## Tarea a realizar
Reproduce al pie de la letra el pasaje del texto sobre los medios y la crisis del coronavirus que comienza con "Y es que la" y sigue hasta "atajar la pandemia.".

***** Sección de texto

Y es que la tele, que parece que se ha tomado en serio eso de formar, informar y entretener, está estos días echando el resto las veinticuatro horas del día, sobre todo más en formar que en informar. No hay programa que no dedique al menos la mitad de su tiempo a lo que llaman “crisis del coronavirus” y, ahí tienen a los expertos de siempre, ya saben, esos que tan sólo hace mes y medio lo sabían todo sobre el reto independentista catalán y que ahora se han reconvertido en científicos epidemológos que te dan lecciones y cursos sobre cómo habría que actuar para atajar la pandemia.

Como periodista me resulta curioso observar que hay dos posturas totalmente enfrentadas. Por un lado, la Cope, El Mundo y ABC, que se dedican a denunciar las numerosas irregularidades, meteduras de pata, censuras previas, test de juguete, escasez de mascarillas, falta de previsión, abandono de los sanitarios de primera línea y de los pequeños autónomos y diversas irresponsabilidades del Gobierno de Pedro Sánchez que ha logrado que España alcance en menos de dos meses, el récord mundial de muertos por cien mil habitantes. Todo un logro. Ya nos acercamos a los veinte mil. Veinte mil vidas truncadas, veinte mil familias que han perdido a alguien sin poder despedirse de él o de ella. Veinte mi mártires en una epìdemia que se ha cebado con una generación ejemplar que colocó este país, destrozado por una guerra civil, entre los más desarrollados del mundo. Un sueño que puede terminar en pocos meses si alguien no pone remedio al actual disparate. Un disparate que se agiganta gracias a las miles de fakes news que colapsan todos los días y a todas horas nuestros móviles y nuestras tablets.

 

Por el otro lado está el resto. La inmensa mayoría de los medios de comunicación que sobreviven gracias a las dádivas de un Gobierno que acude en su ayuda cada vez que necesitan fondos públicos con el fin de que convenzan al personal de que Sanchez y los suyos están haciendo todo lo posible para combatir la pandemia. Si alguno le llama a eso chantaje, puede que no le falte razón. Yo sólo digo que el periodismo en el que yo creo debería fundamentarse en la crítica al poder, sea éste el que sea, de izquierdasd, de derechas o mediopensionista, para poder conformar una sociedad libre. Algo que, desde luego, se está echando en falta en estos momentos críticos en los que vivimos. Alguien puede argumentar que no está el tiempo como para peleas, que hay que actuar unidos para vencer al coronavirus, Lleva razón. Hay que remar hacia el mismo lado y nunca se le debe disparar al piloto que conduce. Lo malo surge cuando el piloto en cuestión va directo hacia la montaña y se niega a escuchar a los pasajeros, Es entonces cuando hay que coger los mandos y rectificar el rumbo. Sólo así saldremos indemnes (con veinte o cincuenta mil bajas, claro) de este desastre que casi nadie en el mundo supo ver a tiempo. Sólo cabe esperar que el gran timonel sepa escuchar las voces que le avisan del desastre y cambie la trayectoria. Como no lo haga, y pronto, nos vamos a ir todos al mismísimo carajo. Eso sí, con cara de tontos confitados.

**********
***** Material proporcionado

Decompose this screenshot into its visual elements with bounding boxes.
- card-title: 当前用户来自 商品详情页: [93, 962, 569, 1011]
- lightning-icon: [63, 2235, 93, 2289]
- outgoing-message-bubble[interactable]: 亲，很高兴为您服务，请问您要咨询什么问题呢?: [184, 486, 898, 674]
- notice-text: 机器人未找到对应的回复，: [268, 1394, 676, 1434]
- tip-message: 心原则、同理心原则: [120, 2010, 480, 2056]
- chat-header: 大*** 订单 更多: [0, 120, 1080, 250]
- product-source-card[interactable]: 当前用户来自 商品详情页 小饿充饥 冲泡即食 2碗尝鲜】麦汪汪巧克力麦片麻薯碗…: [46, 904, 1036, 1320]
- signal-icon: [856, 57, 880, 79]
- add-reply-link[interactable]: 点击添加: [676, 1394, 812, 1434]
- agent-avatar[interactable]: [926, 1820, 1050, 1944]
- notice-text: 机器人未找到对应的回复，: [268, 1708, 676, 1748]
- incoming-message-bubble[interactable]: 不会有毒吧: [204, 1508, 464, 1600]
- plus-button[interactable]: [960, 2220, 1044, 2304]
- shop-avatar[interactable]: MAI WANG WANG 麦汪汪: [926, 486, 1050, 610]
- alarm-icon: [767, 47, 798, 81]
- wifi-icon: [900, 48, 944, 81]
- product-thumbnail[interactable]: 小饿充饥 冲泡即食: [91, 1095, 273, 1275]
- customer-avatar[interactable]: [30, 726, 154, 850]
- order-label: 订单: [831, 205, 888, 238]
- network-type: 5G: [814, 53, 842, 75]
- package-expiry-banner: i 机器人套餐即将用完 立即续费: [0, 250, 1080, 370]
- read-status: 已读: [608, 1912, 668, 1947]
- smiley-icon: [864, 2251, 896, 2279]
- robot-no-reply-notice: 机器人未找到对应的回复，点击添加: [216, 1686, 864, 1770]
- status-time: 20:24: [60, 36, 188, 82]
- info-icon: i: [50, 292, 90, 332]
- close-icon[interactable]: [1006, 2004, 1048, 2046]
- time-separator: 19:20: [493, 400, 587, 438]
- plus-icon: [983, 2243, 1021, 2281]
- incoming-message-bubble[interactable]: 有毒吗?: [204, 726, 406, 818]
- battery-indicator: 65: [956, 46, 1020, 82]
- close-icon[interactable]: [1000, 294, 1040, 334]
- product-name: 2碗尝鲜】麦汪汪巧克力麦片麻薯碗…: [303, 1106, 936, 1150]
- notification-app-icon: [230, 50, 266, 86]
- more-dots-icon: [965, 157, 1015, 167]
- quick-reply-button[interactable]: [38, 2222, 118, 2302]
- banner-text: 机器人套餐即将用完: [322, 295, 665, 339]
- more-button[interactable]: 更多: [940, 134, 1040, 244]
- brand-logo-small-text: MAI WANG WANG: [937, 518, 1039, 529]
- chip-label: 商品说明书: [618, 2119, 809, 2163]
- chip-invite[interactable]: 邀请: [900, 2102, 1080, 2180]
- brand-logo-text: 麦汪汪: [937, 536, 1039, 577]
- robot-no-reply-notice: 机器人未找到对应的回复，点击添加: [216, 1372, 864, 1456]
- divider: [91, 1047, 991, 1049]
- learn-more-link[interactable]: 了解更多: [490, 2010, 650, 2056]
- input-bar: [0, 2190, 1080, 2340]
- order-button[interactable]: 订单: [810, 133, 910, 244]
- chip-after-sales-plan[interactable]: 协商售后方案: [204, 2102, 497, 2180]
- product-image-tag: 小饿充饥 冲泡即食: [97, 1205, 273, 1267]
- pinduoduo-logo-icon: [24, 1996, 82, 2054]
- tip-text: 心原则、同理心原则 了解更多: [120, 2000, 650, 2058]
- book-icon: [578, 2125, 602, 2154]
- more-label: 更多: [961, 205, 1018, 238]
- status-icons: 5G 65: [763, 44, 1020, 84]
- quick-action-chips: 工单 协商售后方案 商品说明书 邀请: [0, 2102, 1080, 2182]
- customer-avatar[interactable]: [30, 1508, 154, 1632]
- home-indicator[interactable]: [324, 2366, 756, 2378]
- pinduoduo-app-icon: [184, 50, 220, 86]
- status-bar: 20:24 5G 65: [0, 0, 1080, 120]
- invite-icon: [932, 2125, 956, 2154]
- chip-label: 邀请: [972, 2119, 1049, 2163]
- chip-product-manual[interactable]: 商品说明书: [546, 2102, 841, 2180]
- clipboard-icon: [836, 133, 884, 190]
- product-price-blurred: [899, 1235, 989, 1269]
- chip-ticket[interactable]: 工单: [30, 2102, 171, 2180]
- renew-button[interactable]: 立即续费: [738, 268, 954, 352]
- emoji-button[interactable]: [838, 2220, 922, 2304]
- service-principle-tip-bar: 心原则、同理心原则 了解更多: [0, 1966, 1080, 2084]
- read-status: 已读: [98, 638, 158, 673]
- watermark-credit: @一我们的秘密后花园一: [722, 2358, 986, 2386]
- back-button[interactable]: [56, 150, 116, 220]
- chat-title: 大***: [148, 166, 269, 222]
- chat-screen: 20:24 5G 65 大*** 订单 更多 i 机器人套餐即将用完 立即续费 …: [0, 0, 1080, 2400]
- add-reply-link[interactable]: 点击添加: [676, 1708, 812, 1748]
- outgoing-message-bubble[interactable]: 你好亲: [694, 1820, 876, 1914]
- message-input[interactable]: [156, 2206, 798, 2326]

**********

## Respuesta del ejercicio
Y es que la tele, que parece que se ha tomado en serio eso de formar, informar y entretener, está estos días echando el resto las veinticuatro horas del día, sobre todo más en formar que en informar. No hay programa que no dedique al menos la mitad de su tiempo a lo que llaman “crisis del coronavirus” y, ahí tienen a los expertos de siempre, ya saben, esos que tan sólo hace mes y medio lo sabían todo sobre el reto independentista catalán y que ahora se han reconvertido en científicos epidemológos que te dan lecciones y cursos sobre cómo habría que actuar para atajar la pandemia.